What is needed:
Across the entries below, how many lines contain the string "content"? Give only the count.

----

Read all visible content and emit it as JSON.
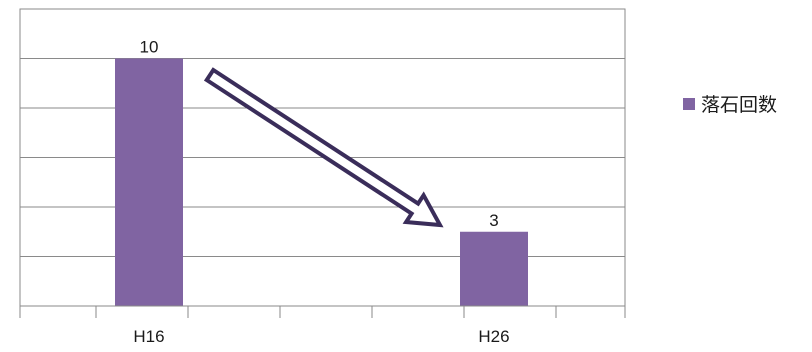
{
  "chart_data": {
    "type": "bar",
    "categories": [
      "H16",
      "H26"
    ],
    "series": [
      {
        "name": "落石回数",
        "values": [
          10,
          3
        ],
        "color": "#8064A2"
      }
    ],
    "ylim": [
      0,
      12
    ],
    "grid": true,
    "data_labels": true,
    "legend_position": "right",
    "annotation": "hollow arrow pointing from the H16 bar down to the H26 bar"
  },
  "legend": {
    "label": "落石回数",
    "color": "#8064A2"
  }
}
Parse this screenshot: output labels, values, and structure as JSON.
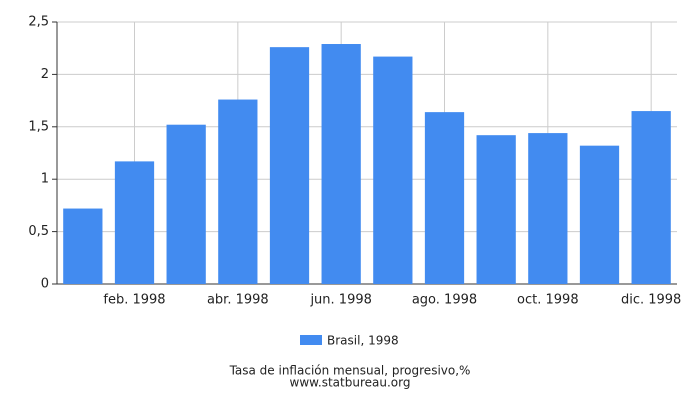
{
  "chart_data": {
    "type": "bar",
    "title": "Tasa de inflación mensual, progresivo,%",
    "source": "www.statbureau.org",
    "categories": [
      null,
      "feb. 1998",
      null,
      "abr. 1998",
      null,
      "jun. 1998",
      null,
      "ago. 1998",
      null,
      "oct. 1998",
      null,
      "dic. 1998"
    ],
    "series": [
      {
        "name": "Brasil, 1998",
        "color": "#428bf0",
        "values": [
          0.72,
          1.17,
          1.52,
          1.76,
          2.26,
          2.29,
          2.17,
          1.64,
          1.42,
          1.44,
          1.32,
          1.65
        ]
      }
    ],
    "ylim": [
      0,
      2.5
    ],
    "yticks": [
      0,
      {
        "value": 0.5,
        "label": "0,5"
      },
      1,
      {
        "value": 1.5,
        "label": "1,5"
      },
      2,
      {
        "value": 2.5,
        "label": "2,5"
      }
    ],
    "grid": true
  }
}
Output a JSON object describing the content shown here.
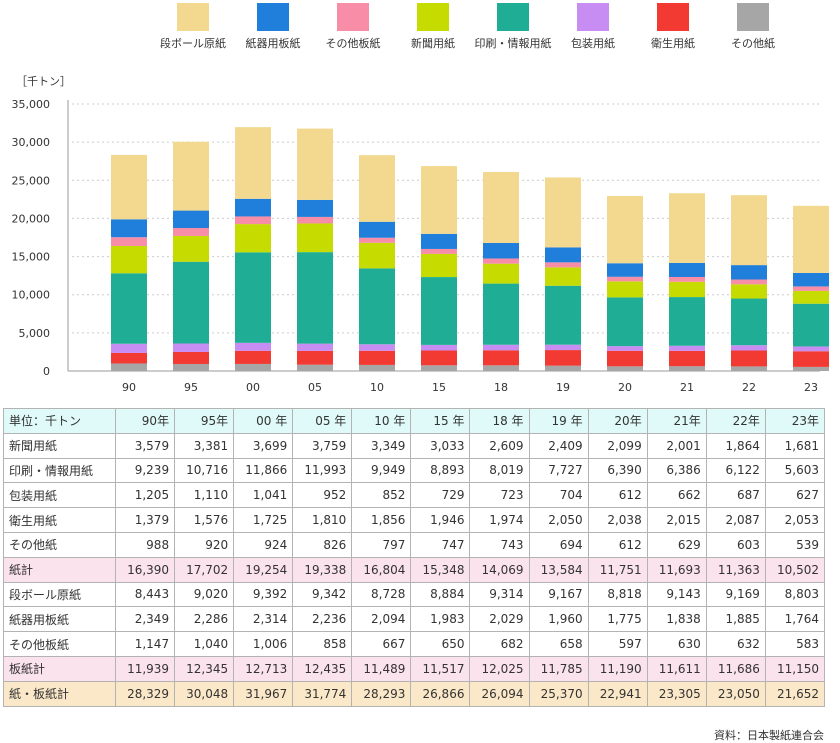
{
  "chart_data": {
    "type": "bar",
    "stacked": true,
    "title": "",
    "ylabel": "［千トン］",
    "xlabel": "",
    "ylim": [
      0,
      35000
    ],
    "yticks": [
      "0",
      "5,000",
      "10,000",
      "15,000",
      "20,000",
      "25,000",
      "30,000",
      "35,000"
    ],
    "ytick_values": [
      0,
      5000,
      10000,
      15000,
      20000,
      25000,
      30000,
      35000
    ],
    "grid": true,
    "legend_position": "top",
    "categories": [
      "90",
      "95",
      "00",
      "05",
      "10",
      "15",
      "18",
      "19",
      "20",
      "21",
      "22",
      "23"
    ],
    "series": [
      {
        "name": "その他紙",
        "color": "#a6a6a6",
        "values": [
          988,
          920,
          924,
          826,
          797,
          747,
          743,
          694,
          612,
          629,
          603,
          539
        ]
      },
      {
        "name": "衛生用紙",
        "color": "#f23a32",
        "values": [
          1379,
          1576,
          1725,
          1810,
          1856,
          1946,
          1974,
          2050,
          2038,
          2015,
          2087,
          2053
        ]
      },
      {
        "name": "包装用紙",
        "color": "#c88df2",
        "values": [
          1205,
          1110,
          1041,
          952,
          852,
          729,
          723,
          704,
          612,
          662,
          687,
          627
        ]
      },
      {
        "name": "印刷・情報用紙",
        "color": "#1fae95",
        "values": [
          9239,
          10716,
          11866,
          11993,
          9949,
          8893,
          8019,
          7727,
          6390,
          6386,
          6122,
          5603
        ]
      },
      {
        "name": "新聞用紙",
        "color": "#c6dc00",
        "values": [
          3579,
          3381,
          3699,
          3759,
          3349,
          3033,
          2609,
          2409,
          2099,
          2001,
          1864,
          1681
        ]
      },
      {
        "name": "その他板紙",
        "color": "#f78da7",
        "values": [
          1147,
          1040,
          1006,
          858,
          667,
          650,
          682,
          658,
          597,
          630,
          632,
          583
        ]
      },
      {
        "name": "紙器用板紙",
        "color": "#1f7fdb",
        "values": [
          2349,
          2286,
          2314,
          2236,
          2094,
          1983,
          2029,
          1960,
          1775,
          1838,
          1885,
          1764
        ]
      },
      {
        "name": "段ボール原紙",
        "color": "#f2d98f",
        "values": [
          8443,
          9020,
          9392,
          9342,
          8728,
          8884,
          9314,
          9167,
          8818,
          9143,
          9169,
          8803
        ]
      }
    ],
    "legend_order": [
      "段ボール原紙",
      "紙器用板紙",
      "その他板紙",
      "新聞用紙",
      "印刷・情報用紙",
      "包装用紙",
      "衛生用紙",
      "その他紙"
    ]
  },
  "table": {
    "unit_label": "単位：千トン",
    "headers": [
      "90年",
      "95年",
      "00 年",
      "05 年",
      "10 年",
      "15 年",
      "18 年",
      "19 年",
      "20年",
      "21年",
      "22年",
      "23年"
    ],
    "rows": [
      {
        "label": "新聞用紙",
        "kind": "normal",
        "values": [
          "3,579",
          "3,381",
          "3,699",
          "3,759",
          "3,349",
          "3,033",
          "2,609",
          "2,409",
          "2,099",
          "2,001",
          "1,864",
          "1,681"
        ]
      },
      {
        "label": "印刷・情報用紙",
        "kind": "normal",
        "values": [
          "9,239",
          "10,716",
          "11,866",
          "11,993",
          "9,949",
          "8,893",
          "8,019",
          "7,727",
          "6,390",
          "6,386",
          "6,122",
          "5,603"
        ]
      },
      {
        "label": "包装用紙",
        "kind": "normal",
        "values": [
          "1,205",
          "1,110",
          "1,041",
          "952",
          "852",
          "729",
          "723",
          "704",
          "612",
          "662",
          "687",
          "627"
        ]
      },
      {
        "label": "衛生用紙",
        "kind": "normal",
        "values": [
          "1,379",
          "1,576",
          "1,725",
          "1,810",
          "1,856",
          "1,946",
          "1,974",
          "2,050",
          "2,038",
          "2,015",
          "2,087",
          "2,053"
        ]
      },
      {
        "label": "その他紙",
        "kind": "normal",
        "values": [
          "988",
          "920",
          "924",
          "826",
          "797",
          "747",
          "743",
          "694",
          "612",
          "629",
          "603",
          "539"
        ]
      },
      {
        "label": "紙計",
        "kind": "subtotal",
        "values": [
          "16,390",
          "17,702",
          "19,254",
          "19,338",
          "16,804",
          "15,348",
          "14,069",
          "13,584",
          "11,751",
          "11,693",
          "11,363",
          "10,502"
        ]
      },
      {
        "label": "段ボール原紙",
        "kind": "normal",
        "values": [
          "8,443",
          "9,020",
          "9,392",
          "9,342",
          "8,728",
          "8,884",
          "9,314",
          "9,167",
          "8,818",
          "9,143",
          "9,169",
          "8,803"
        ]
      },
      {
        "label": "紙器用板紙",
        "kind": "normal",
        "values": [
          "2,349",
          "2,286",
          "2,314",
          "2,236",
          "2,094",
          "1,983",
          "2,029",
          "1,960",
          "1,775",
          "1,838",
          "1,885",
          "1,764"
        ]
      },
      {
        "label": "その他板紙",
        "kind": "normal",
        "values": [
          "1,147",
          "1,040",
          "1,006",
          "858",
          "667",
          "650",
          "682",
          "658",
          "597",
          "630",
          "632",
          "583"
        ]
      },
      {
        "label": "板紙計",
        "kind": "subtotal",
        "values": [
          "11,939",
          "12,345",
          "12,713",
          "12,435",
          "11,489",
          "11,517",
          "12,025",
          "11,785",
          "11,190",
          "11,611",
          "11,686",
          "11,150"
        ]
      },
      {
        "label": "紙・板紙計",
        "kind": "total",
        "values": [
          "28,329",
          "30,048",
          "31,967",
          "31,774",
          "28,293",
          "26,866",
          "26,094",
          "25,370",
          "22,941",
          "23,305",
          "23,050",
          "21,652"
        ]
      }
    ]
  },
  "source_note": "資料：日本製紙連合会"
}
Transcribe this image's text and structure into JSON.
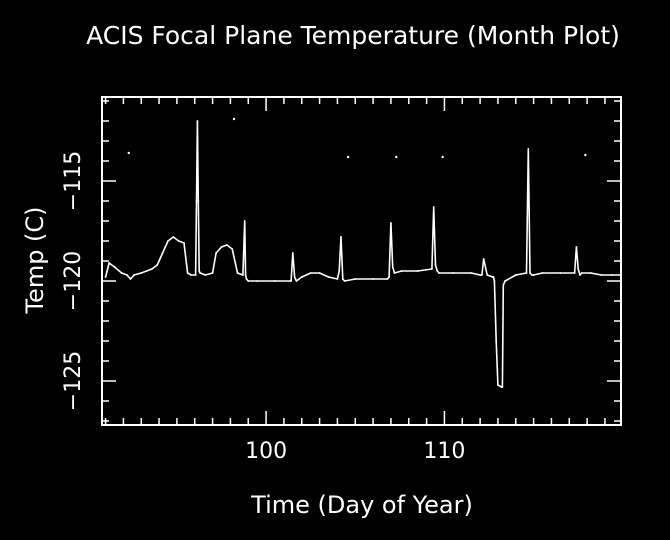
{
  "chart_data": {
    "type": "line",
    "title": "ACIS Focal Plane Temperature (Month Plot)",
    "xlabel": "Time (Day of Year)",
    "ylabel": "Temp (C)",
    "xlim": [
      90.8,
      119.9
    ],
    "ylim": [
      -127.2,
      -110.8
    ],
    "x_ticks": [
      100,
      110
    ],
    "y_ticks": [
      -115,
      -120,
      -125
    ],
    "grid": false,
    "legend": "none",
    "colors": {
      "background": "#000000",
      "foreground": "#ffffff"
    },
    "series": [
      {
        "x": [
          91.0,
          91.2,
          91.5,
          91.9,
          92.2,
          92.4,
          92.6,
          93.0,
          93.3,
          93.6,
          93.9,
          94.2,
          94.5,
          94.8,
          95.1,
          95.4,
          95.6,
          95.8,
          96.05,
          96.1,
          96.15,
          96.2,
          96.25,
          96.3,
          96.6,
          97.0,
          97.2,
          97.5,
          97.8,
          98.1,
          98.4,
          98.7,
          98.8,
          98.85,
          98.9,
          99.0,
          99.5,
          100.5,
          101.4,
          101.5,
          101.6,
          101.7,
          102.0,
          102.5,
          103.0,
          103.5,
          104.0,
          104.1,
          104.2,
          104.3,
          104.4,
          105.0,
          106.0,
          106.8,
          106.9,
          107.0,
          107.1,
          107.2,
          107.6,
          108.5,
          109.3,
          109.4,
          109.5,
          109.6,
          109.7,
          110.5,
          111.5,
          112.0,
          112.1,
          112.2,
          112.4,
          112.7,
          112.75,
          112.8,
          112.9,
          113.0,
          113.2,
          113.25,
          113.3,
          113.4,
          114.0,
          114.6,
          114.7,
          114.8,
          114.9,
          115.0,
          115.5,
          116.5,
          117.3,
          117.4,
          117.5,
          117.6,
          117.7,
          118.2,
          118.8,
          119.4,
          119.8
        ],
        "y": [
          -119.8,
          -119.1,
          -119.3,
          -119.6,
          -119.7,
          -119.9,
          -119.7,
          -119.6,
          -119.5,
          -119.4,
          -119.2,
          -118.6,
          -118.0,
          -117.8,
          -118.0,
          -118.1,
          -119.6,
          -119.7,
          -119.7,
          -116.0,
          -112.0,
          -116.0,
          -119.5,
          -119.6,
          -119.7,
          -119.6,
          -118.6,
          -118.3,
          -118.2,
          -118.4,
          -119.6,
          -119.7,
          -117.0,
          -119.7,
          -119.9,
          -120.0,
          -120.0,
          -120.0,
          -120.0,
          -118.6,
          -119.8,
          -120.0,
          -119.8,
          -119.6,
          -119.6,
          -119.8,
          -119.9,
          -119.5,
          -117.8,
          -119.9,
          -120.0,
          -119.9,
          -119.9,
          -119.9,
          -119.8,
          -117.1,
          -119.3,
          -119.6,
          -119.5,
          -119.5,
          -119.4,
          -116.3,
          -119.2,
          -119.5,
          -119.6,
          -119.6,
          -119.6,
          -119.7,
          -119.7,
          -118.9,
          -119.7,
          -119.8,
          -119.8,
          -120.0,
          -123.0,
          -125.2,
          -125.3,
          -125.3,
          -120.2,
          -120.0,
          -119.7,
          -119.6,
          -113.4,
          -119.6,
          -119.7,
          -119.7,
          -119.6,
          -119.6,
          -119.6,
          -118.3,
          -119.4,
          -119.7,
          -119.6,
          -119.6,
          -119.7,
          -119.7,
          -119.7
        ]
      },
      {
        "x": [
          92.3,
          98.2,
          104.6,
          107.3,
          109.9,
          117.9
        ],
        "y": [
          -113.6,
          -111.9,
          -113.8,
          -113.8,
          -113.8,
          -113.7
        ]
      }
    ]
  }
}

----

Answer to this exercise:
2